───── Data in this exercise ─────

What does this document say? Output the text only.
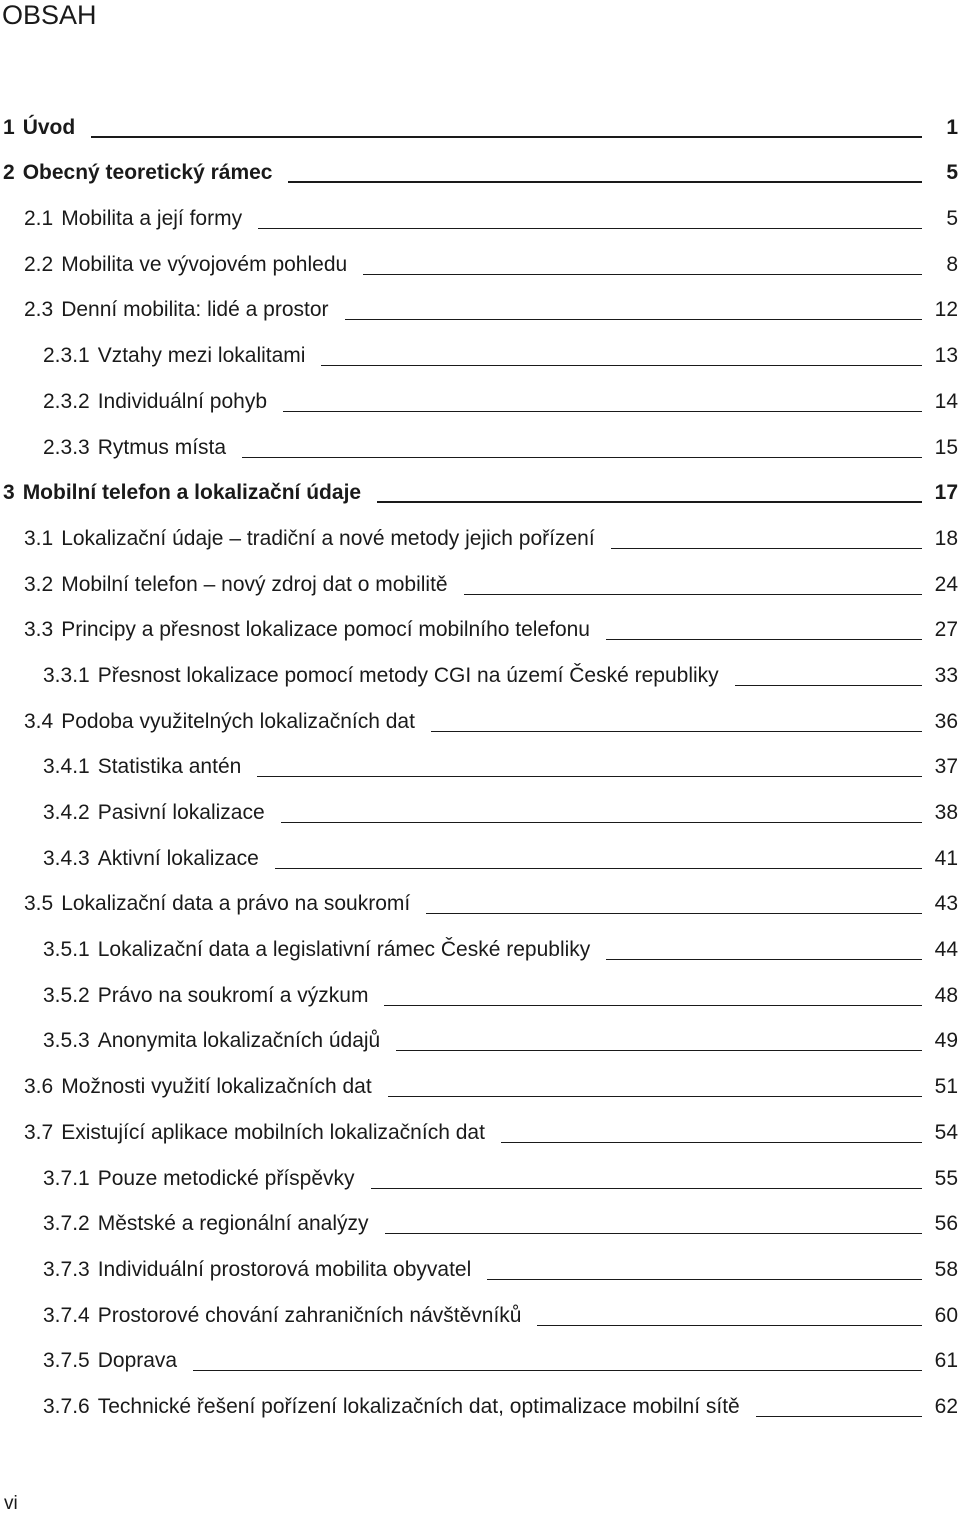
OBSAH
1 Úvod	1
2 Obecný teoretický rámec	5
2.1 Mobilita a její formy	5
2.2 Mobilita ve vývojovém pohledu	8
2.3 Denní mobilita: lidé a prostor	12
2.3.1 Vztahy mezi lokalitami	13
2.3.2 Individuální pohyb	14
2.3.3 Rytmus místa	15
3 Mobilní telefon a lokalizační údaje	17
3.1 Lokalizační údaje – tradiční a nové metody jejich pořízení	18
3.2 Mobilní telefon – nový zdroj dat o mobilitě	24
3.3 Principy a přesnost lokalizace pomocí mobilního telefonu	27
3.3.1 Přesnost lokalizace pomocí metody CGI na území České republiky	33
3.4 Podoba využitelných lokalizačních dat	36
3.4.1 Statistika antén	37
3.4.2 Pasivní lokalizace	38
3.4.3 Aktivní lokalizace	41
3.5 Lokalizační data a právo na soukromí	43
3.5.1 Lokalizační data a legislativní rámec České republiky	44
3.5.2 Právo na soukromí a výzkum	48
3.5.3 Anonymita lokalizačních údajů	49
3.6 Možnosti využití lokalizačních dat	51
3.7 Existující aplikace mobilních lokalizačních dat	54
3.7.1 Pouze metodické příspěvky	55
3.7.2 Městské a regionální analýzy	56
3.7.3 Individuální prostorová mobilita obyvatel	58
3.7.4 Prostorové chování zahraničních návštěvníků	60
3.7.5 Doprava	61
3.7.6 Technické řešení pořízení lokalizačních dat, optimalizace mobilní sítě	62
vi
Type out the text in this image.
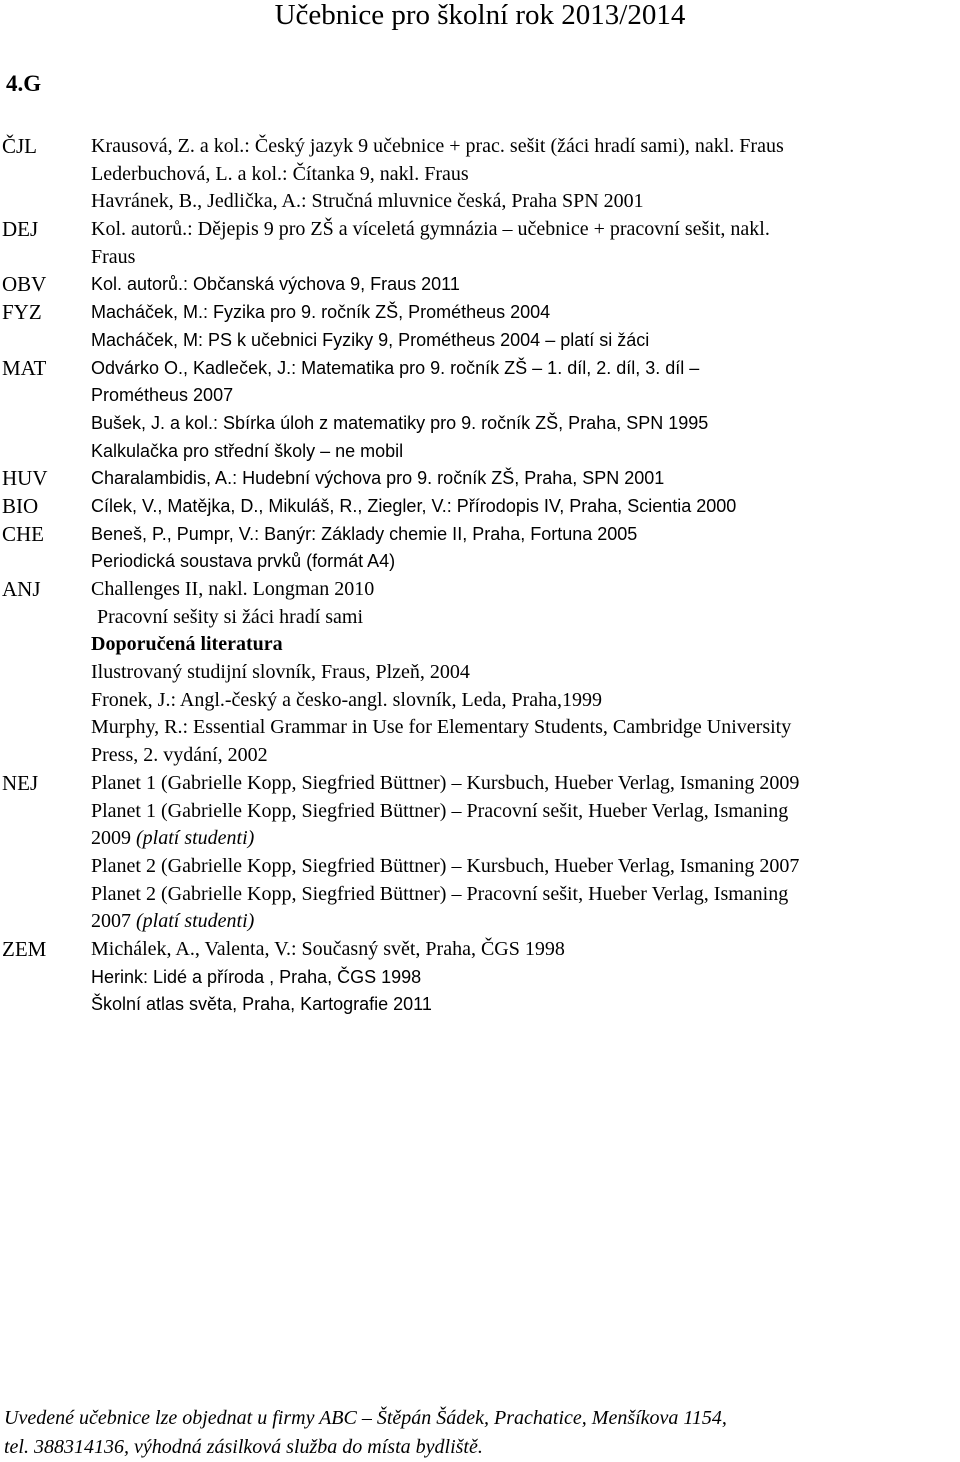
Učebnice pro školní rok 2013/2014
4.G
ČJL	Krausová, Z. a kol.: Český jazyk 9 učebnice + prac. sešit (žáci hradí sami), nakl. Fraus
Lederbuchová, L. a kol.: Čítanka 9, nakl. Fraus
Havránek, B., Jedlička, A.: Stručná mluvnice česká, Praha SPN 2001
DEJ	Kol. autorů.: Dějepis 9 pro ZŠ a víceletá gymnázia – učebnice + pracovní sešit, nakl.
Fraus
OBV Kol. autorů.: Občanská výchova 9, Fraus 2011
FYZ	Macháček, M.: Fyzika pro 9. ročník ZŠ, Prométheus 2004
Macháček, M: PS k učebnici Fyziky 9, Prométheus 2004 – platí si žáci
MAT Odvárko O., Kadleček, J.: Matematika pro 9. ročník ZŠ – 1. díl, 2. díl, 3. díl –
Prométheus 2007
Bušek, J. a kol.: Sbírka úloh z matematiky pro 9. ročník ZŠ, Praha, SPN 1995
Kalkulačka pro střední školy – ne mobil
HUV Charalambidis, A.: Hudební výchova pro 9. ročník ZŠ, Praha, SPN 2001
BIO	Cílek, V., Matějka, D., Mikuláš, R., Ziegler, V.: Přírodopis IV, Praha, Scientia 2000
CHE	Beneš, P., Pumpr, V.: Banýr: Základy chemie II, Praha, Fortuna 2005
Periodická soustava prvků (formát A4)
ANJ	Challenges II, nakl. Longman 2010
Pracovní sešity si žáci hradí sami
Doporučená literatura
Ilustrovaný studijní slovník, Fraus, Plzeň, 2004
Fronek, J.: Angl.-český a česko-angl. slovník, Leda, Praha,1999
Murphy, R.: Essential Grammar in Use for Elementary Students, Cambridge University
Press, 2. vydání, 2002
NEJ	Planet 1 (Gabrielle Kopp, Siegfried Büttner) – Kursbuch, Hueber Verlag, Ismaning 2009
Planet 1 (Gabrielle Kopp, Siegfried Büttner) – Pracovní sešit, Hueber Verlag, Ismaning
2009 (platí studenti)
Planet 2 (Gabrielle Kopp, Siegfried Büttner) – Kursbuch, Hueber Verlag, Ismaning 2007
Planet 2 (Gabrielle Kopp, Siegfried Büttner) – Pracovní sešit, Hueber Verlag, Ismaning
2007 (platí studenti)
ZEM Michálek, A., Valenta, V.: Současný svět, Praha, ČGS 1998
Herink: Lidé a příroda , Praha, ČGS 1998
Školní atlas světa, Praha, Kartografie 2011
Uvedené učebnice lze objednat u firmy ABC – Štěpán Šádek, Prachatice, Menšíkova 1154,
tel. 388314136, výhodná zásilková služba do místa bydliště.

─────
───── Data in this exercise ─────

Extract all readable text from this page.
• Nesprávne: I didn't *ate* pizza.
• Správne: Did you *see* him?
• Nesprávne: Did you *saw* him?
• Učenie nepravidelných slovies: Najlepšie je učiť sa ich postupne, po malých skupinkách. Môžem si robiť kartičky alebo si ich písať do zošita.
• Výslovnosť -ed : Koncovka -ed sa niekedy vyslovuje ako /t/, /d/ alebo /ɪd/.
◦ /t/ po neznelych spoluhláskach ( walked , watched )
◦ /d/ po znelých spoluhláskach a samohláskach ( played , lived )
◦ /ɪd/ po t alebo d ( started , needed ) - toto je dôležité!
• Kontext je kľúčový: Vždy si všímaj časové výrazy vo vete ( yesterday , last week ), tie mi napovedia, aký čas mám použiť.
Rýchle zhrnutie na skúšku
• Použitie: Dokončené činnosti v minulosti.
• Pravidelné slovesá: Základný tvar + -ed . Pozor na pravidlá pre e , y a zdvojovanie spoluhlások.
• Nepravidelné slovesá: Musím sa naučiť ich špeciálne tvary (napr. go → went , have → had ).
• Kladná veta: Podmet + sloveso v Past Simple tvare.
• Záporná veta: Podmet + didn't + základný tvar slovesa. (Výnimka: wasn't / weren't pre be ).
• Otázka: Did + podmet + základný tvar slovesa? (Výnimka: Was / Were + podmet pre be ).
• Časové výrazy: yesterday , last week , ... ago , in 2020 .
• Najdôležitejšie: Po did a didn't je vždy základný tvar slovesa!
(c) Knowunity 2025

─────

Work instructions:
What is the number of lines in the data that hold the word "Výnimka"? Reply with that number and nothing else.

Expected output:
2